RECORDS PROVIDED:
::::::::
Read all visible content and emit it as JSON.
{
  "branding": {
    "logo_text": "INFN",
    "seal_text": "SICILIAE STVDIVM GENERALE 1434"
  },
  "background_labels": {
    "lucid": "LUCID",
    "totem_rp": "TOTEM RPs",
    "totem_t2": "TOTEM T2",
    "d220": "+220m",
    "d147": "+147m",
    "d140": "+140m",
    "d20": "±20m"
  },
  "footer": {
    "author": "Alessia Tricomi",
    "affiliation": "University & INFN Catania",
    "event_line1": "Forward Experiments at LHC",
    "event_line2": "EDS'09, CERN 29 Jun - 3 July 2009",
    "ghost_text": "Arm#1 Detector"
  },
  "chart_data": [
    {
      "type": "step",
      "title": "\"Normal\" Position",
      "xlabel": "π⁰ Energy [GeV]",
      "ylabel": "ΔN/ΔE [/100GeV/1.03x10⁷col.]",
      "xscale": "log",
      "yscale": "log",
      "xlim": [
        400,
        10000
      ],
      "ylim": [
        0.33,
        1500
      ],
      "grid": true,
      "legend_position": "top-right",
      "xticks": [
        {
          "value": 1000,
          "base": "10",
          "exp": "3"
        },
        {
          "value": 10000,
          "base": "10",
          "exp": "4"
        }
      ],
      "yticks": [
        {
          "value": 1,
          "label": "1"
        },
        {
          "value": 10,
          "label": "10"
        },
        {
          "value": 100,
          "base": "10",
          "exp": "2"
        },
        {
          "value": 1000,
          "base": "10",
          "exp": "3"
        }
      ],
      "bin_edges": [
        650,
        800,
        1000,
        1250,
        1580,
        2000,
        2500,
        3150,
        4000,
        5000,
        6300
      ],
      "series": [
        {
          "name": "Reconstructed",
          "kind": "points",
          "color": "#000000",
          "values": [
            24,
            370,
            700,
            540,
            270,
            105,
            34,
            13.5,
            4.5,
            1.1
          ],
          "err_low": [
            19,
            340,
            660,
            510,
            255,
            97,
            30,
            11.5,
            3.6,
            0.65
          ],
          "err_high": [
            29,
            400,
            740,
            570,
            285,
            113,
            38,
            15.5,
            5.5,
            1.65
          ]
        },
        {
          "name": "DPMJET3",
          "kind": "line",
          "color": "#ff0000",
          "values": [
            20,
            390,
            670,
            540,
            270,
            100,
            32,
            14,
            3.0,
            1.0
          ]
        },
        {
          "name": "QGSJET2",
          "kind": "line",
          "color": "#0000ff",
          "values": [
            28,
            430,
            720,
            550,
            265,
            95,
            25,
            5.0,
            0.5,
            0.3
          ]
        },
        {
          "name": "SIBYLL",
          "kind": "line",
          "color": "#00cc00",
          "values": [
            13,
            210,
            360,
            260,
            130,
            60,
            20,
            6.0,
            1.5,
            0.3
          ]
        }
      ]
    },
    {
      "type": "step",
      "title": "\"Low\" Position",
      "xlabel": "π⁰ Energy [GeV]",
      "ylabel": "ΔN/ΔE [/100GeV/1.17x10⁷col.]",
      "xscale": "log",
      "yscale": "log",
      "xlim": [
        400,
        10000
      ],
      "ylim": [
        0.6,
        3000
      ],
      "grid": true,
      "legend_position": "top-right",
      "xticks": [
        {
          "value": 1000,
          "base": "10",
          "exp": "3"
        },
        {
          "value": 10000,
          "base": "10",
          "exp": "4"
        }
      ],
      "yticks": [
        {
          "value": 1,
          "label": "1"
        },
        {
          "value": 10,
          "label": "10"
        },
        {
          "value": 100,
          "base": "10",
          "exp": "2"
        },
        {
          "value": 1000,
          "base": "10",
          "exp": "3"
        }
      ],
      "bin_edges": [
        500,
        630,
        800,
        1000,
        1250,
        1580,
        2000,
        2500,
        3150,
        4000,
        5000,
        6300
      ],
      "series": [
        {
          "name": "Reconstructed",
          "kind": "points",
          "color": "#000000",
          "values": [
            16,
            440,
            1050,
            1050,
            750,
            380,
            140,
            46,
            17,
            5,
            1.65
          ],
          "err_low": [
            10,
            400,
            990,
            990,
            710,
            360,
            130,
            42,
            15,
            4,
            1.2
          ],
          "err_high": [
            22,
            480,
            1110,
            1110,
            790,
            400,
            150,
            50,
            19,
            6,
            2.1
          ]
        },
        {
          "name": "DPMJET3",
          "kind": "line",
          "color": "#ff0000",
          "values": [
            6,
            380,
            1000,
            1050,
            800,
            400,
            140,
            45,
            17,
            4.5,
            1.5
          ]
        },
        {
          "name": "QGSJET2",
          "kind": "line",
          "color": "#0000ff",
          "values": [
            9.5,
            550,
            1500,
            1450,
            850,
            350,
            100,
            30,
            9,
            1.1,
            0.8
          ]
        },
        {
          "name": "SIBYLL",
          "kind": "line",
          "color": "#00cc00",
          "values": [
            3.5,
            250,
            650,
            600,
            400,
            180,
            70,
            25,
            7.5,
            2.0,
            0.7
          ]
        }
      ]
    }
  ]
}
::::::::
OBJECTIVE: Each record above should be output again exactly.

OUTPUT BELOW:
Read all visible content and emit it as JSON.
{
  "branding": {
    "logo_text": "INFN",
    "seal_text": "SICILIAE STVDIVM GENERALE 1434"
  },
  "background_labels": {
    "lucid": "LUCID",
    "totem_rp": "TOTEM RPs",
    "totem_t2": "TOTEM T2",
    "d220": "+220m",
    "d147": "+147m",
    "d140": "+140m",
    "d20": "±20m"
  },
  "footer": {
    "author": "Alessia Tricomi",
    "affiliation": "University & INFN Catania",
    "event_line1": "Forward Experiments at LHC",
    "event_line2": "EDS'09, CERN 29 Jun - 3 July 2009",
    "ghost_text": "Arm#1 Detector"
  },
  "chart_data": [
    {
      "type": "step",
      "title": "\"Normal\" Position",
      "xlabel": "π⁰ Energy [GeV]",
      "ylabel": "ΔN/ΔE [/100GeV/1.03x10⁷col.]",
      "xscale": "log",
      "yscale": "log",
      "xlim": [
        400,
        10000
      ],
      "ylim": [
        0.33,
        1500
      ],
      "grid": true,
      "legend_position": "top-right",
      "xticks": [
        {
          "value": 1000,
          "base": "10",
          "exp": "3"
        },
        {
          "value": 10000,
          "base": "10",
          "exp": "4"
        }
      ],
      "yticks": [
        {
          "value": 1,
          "label": "1"
        },
        {
          "value": 10,
          "label": "10"
        },
        {
          "value": 100,
          "base": "10",
          "exp": "2"
        },
        {
          "value": 1000,
          "base": "10",
          "exp": "3"
        }
      ],
      "bin_edges": [
        650,
        800,
        1000,
        1250,
        1580,
        2000,
        2500,
        3150,
        4000,
        5000,
        6300
      ],
      "series": [
        {
          "name": "Reconstructed",
          "kind": "points",
          "color": "#000000",
          "values": [
            24,
            370,
            700,
            540,
            270,
            105,
            34,
            13.5,
            4.5,
            1.1
          ],
          "err_low": [
            19,
            340,
            660,
            510,
            255,
            97,
            30,
            11.5,
            3.6,
            0.65
          ],
          "err_high": [
            29,
            400,
            740,
            570,
            285,
            113,
            38,
            15.5,
            5.5,
            1.65
          ]
        },
        {
          "name": "DPMJET3",
          "kind": "line",
          "color": "#ff0000",
          "values": [
            20,
            390,
            670,
            540,
            270,
            100,
            32,
            14,
            3.0,
            1.0
          ]
        },
        {
          "name": "QGSJET2",
          "kind": "line",
          "color": "#0000ff",
          "values": [
            28,
            430,
            720,
            550,
            265,
            95,
            25,
            5.0,
            0.5,
            0.3
          ]
        },
        {
          "name": "SIBYLL",
          "kind": "line",
          "color": "#00cc00",
          "values": [
            13,
            210,
            360,
            260,
            130,
            60,
            20,
            6.0,
            1.5,
            0.3
          ]
        }
      ]
    },
    {
      "type": "step",
      "title": "\"Low\" Position",
      "xlabel": "π⁰ Energy [GeV]",
      "ylabel": "ΔN/ΔE [/100GeV/1.17x10⁷col.]",
      "xscale": "log",
      "yscale": "log",
      "xlim": [
        400,
        10000
      ],
      "ylim": [
        0.6,
        3000
      ],
      "grid": true,
      "legend_position": "top-right",
      "xticks": [
        {
          "value": 1000,
          "base": "10",
          "exp": "3"
        },
        {
          "value": 10000,
          "base": "10",
          "exp": "4"
        }
      ],
      "yticks": [
        {
          "value": 1,
          "label": "1"
        },
        {
          "value": 10,
          "label": "10"
        },
        {
          "value": 100,
          "base": "10",
          "exp": "2"
        },
        {
          "value": 1000,
          "base": "10",
          "exp": "3"
        }
      ],
      "bin_edges": [
        500,
        630,
        800,
        1000,
        1250,
        1580,
        2000,
        2500,
        3150,
        4000,
        5000,
        6300
      ],
      "series": [
        {
          "name": "Reconstructed",
          "kind": "points",
          "color": "#000000",
          "values": [
            16,
            440,
            1050,
            1050,
            750,
            380,
            140,
            46,
            17,
            5,
            1.65
          ],
          "err_low": [
            10,
            400,
            990,
            990,
            710,
            360,
            130,
            42,
            15,
            4,
            1.2
          ],
          "err_high": [
            22,
            480,
            1110,
            1110,
            790,
            400,
            150,
            50,
            19,
            6,
            2.1
          ]
        },
        {
          "name": "DPMJET3",
          "kind": "line",
          "color": "#ff0000",
          "values": [
            6,
            380,
            1000,
            1050,
            800,
            400,
            140,
            45,
            17,
            4.5,
            1.5
          ]
        },
        {
          "name": "QGSJET2",
          "kind": "line",
          "color": "#0000ff",
          "values": [
            9.5,
            550,
            1500,
            1450,
            850,
            350,
            100,
            30,
            9,
            1.1,
            0.8
          ]
        },
        {
          "name": "SIBYLL",
          "kind": "line",
          "color": "#00cc00",
          "values": [
            3.5,
            250,
            650,
            600,
            400,
            180,
            70,
            25,
            7.5,
            2.0,
            0.7
          ]
        }
      ]
    }
  ]
}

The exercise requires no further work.